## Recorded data
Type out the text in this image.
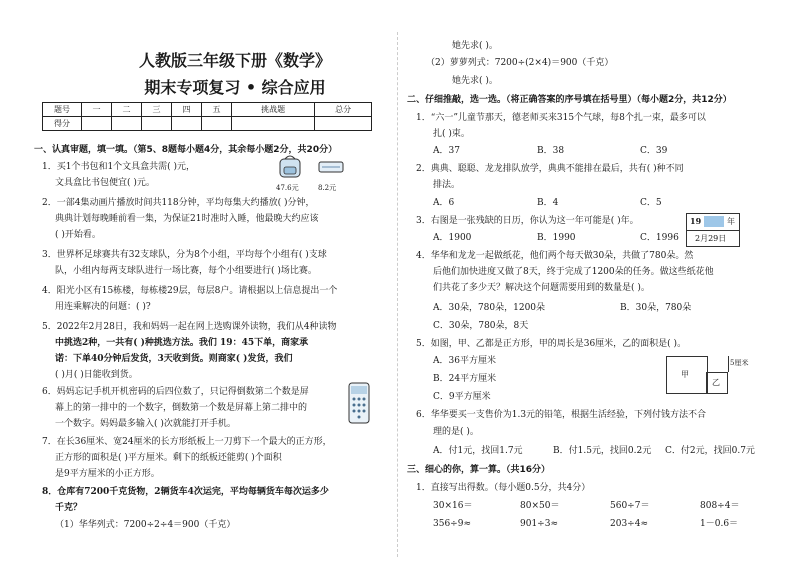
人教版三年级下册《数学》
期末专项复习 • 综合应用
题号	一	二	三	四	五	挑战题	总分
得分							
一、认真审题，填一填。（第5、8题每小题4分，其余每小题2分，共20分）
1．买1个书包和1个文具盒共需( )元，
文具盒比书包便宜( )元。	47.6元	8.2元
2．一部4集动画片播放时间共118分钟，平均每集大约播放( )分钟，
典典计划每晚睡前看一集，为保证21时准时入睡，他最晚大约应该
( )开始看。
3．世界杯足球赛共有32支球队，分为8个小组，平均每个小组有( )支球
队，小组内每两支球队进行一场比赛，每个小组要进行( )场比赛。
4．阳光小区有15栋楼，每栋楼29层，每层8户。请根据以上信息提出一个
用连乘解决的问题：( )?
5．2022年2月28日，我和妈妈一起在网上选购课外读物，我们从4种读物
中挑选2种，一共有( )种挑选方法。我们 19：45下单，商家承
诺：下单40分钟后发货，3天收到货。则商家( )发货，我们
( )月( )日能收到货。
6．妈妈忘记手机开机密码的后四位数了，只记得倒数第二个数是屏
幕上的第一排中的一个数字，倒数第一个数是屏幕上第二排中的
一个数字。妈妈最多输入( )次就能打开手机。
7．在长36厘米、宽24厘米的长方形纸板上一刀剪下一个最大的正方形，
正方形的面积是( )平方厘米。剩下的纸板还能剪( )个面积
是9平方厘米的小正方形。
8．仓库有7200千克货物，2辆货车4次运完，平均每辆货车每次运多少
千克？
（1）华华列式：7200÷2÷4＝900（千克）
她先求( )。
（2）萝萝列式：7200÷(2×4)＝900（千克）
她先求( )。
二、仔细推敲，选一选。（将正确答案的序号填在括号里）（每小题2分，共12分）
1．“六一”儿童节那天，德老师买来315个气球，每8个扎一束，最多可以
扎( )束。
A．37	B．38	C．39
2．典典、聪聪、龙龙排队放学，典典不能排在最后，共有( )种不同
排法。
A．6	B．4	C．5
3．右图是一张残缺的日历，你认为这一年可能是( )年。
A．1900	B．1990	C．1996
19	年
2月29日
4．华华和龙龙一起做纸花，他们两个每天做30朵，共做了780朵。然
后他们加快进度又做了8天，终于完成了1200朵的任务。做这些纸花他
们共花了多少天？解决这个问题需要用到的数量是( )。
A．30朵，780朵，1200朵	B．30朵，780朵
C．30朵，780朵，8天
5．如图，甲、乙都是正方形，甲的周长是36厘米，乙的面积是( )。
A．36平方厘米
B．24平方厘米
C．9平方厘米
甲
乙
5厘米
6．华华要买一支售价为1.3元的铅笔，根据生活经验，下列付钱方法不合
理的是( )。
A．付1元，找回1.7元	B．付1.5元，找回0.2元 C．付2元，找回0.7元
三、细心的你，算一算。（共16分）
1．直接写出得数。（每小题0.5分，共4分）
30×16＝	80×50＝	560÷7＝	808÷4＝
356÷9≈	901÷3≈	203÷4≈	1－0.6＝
--
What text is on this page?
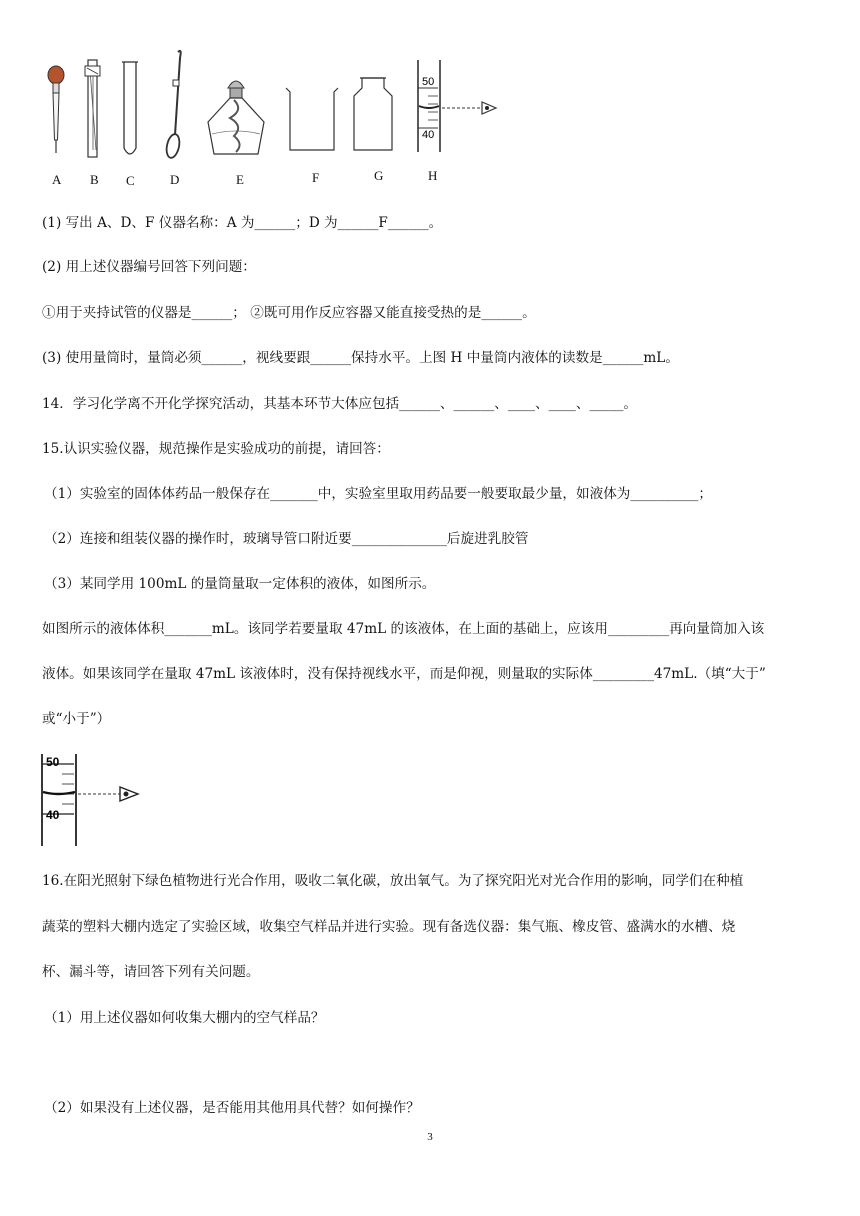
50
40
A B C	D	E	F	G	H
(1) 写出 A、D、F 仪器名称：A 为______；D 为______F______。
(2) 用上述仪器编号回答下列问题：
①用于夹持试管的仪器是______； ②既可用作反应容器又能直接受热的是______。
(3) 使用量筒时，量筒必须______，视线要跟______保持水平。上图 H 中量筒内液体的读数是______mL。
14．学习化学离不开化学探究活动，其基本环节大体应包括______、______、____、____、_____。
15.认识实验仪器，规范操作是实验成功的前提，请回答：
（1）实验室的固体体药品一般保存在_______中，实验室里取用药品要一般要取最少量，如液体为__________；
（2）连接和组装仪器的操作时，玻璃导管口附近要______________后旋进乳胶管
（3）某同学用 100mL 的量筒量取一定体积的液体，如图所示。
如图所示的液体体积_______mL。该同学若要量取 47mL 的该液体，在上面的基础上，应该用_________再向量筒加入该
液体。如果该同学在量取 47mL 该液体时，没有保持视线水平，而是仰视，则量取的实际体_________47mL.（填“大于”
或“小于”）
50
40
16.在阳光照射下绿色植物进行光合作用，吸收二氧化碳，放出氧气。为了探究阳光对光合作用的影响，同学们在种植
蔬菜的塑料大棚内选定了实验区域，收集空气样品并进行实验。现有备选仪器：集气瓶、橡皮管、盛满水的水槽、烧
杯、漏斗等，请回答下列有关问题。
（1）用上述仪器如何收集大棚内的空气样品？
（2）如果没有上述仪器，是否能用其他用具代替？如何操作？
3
--
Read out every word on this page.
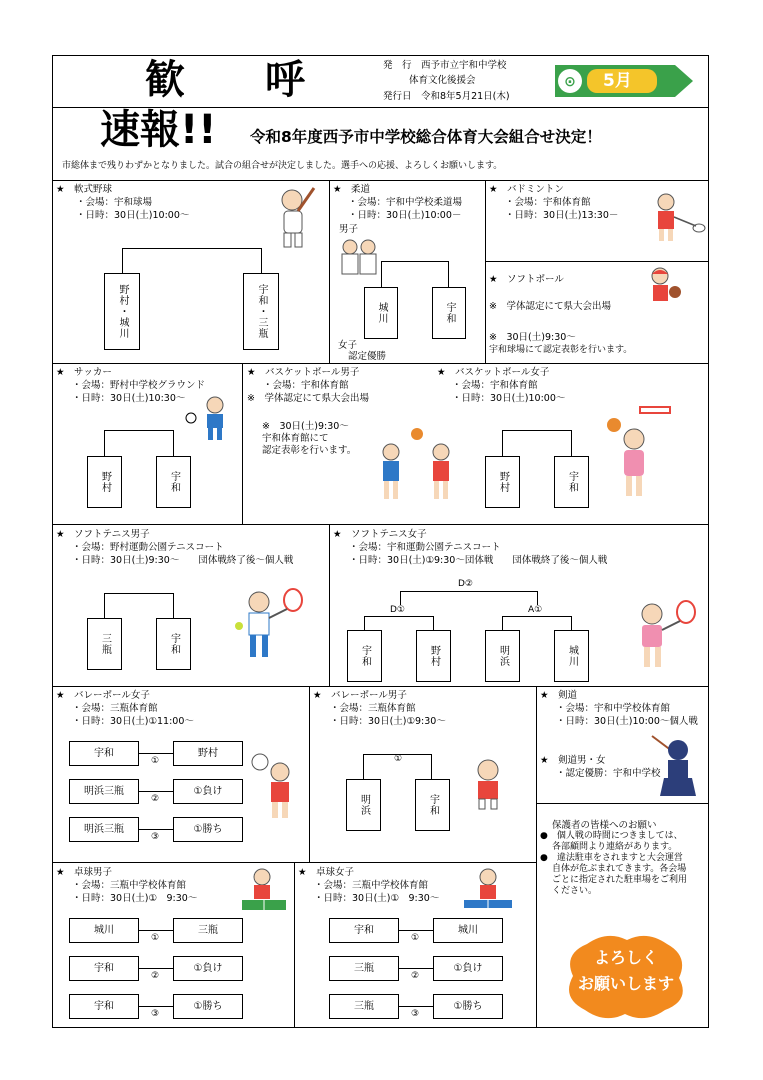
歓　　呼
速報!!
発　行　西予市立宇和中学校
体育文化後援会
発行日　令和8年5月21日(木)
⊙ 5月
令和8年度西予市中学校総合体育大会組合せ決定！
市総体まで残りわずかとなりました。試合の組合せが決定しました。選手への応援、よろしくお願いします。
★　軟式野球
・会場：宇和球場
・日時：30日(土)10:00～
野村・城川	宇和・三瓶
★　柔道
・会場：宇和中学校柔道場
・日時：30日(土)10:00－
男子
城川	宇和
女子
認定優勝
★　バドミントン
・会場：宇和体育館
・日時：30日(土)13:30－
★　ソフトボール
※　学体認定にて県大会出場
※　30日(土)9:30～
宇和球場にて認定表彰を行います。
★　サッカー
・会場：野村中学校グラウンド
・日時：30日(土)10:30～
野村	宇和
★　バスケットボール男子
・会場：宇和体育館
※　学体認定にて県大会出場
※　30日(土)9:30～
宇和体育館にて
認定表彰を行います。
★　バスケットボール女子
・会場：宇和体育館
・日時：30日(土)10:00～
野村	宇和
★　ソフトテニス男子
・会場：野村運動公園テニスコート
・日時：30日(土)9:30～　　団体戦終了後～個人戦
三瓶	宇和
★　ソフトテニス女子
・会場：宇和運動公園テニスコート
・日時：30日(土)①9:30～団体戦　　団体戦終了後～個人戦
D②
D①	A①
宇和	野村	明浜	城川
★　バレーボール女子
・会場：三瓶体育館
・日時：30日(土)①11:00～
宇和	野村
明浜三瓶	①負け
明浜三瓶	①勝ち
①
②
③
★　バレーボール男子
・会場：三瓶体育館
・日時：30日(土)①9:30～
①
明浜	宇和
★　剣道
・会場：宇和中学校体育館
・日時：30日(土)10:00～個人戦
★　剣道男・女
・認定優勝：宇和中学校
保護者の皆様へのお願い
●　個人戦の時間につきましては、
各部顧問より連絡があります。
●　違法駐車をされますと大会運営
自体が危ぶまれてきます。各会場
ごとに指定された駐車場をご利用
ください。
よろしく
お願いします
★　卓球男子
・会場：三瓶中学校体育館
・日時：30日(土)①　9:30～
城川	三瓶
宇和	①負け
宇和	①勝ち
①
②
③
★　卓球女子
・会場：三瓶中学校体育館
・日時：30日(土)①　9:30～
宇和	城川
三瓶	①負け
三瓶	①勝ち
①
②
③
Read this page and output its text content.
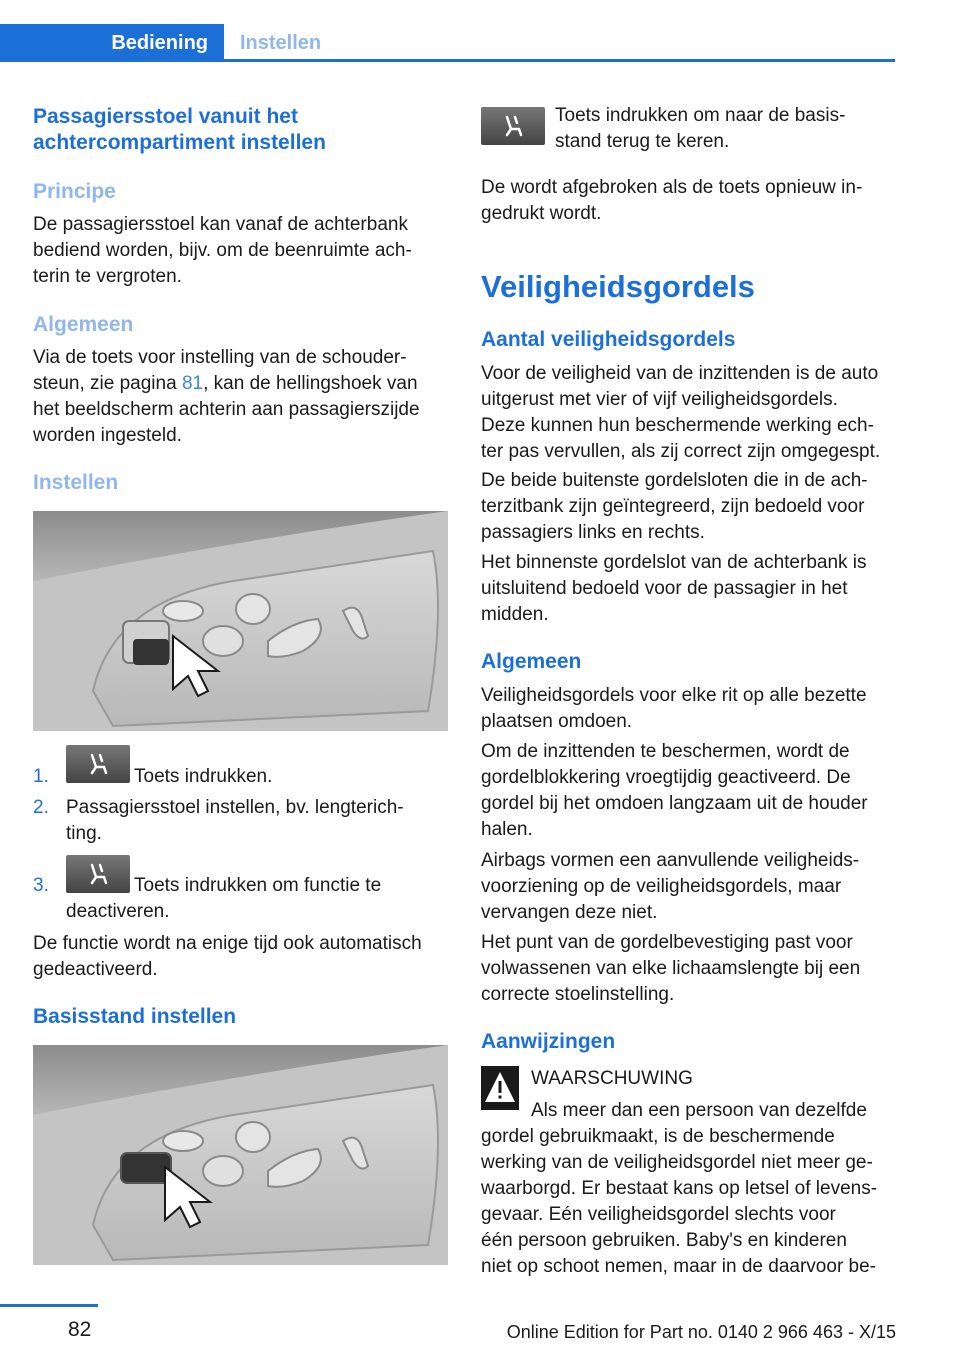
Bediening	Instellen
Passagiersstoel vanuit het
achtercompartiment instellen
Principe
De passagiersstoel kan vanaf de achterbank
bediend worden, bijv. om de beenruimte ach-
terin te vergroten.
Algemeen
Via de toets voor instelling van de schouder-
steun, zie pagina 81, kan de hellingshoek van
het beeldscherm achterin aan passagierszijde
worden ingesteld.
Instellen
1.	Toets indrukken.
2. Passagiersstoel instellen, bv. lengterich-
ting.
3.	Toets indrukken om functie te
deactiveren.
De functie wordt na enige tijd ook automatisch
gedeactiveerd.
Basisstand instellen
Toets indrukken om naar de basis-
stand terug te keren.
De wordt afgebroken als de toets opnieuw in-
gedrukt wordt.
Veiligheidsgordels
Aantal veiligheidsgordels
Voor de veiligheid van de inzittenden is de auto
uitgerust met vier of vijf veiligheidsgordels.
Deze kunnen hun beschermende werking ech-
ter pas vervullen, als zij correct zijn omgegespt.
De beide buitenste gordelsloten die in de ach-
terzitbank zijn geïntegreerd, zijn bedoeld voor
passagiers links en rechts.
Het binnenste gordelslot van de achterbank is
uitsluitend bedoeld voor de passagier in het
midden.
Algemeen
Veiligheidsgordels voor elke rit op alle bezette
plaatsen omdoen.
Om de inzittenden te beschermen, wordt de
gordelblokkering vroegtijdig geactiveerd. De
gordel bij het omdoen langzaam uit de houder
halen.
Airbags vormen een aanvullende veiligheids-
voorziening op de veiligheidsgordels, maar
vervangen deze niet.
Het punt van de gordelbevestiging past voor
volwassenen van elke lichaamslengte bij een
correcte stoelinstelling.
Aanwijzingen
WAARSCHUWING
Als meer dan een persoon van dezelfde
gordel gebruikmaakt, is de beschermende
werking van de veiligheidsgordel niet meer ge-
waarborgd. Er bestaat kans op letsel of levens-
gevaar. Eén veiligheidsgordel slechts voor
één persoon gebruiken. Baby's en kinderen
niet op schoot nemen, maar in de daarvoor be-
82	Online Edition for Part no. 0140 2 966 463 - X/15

## WHAT NEEDS TO BE DONE
Reply with only the number of lines in the entries that contain the word "wordt".

## WRITTEN ANSWER
4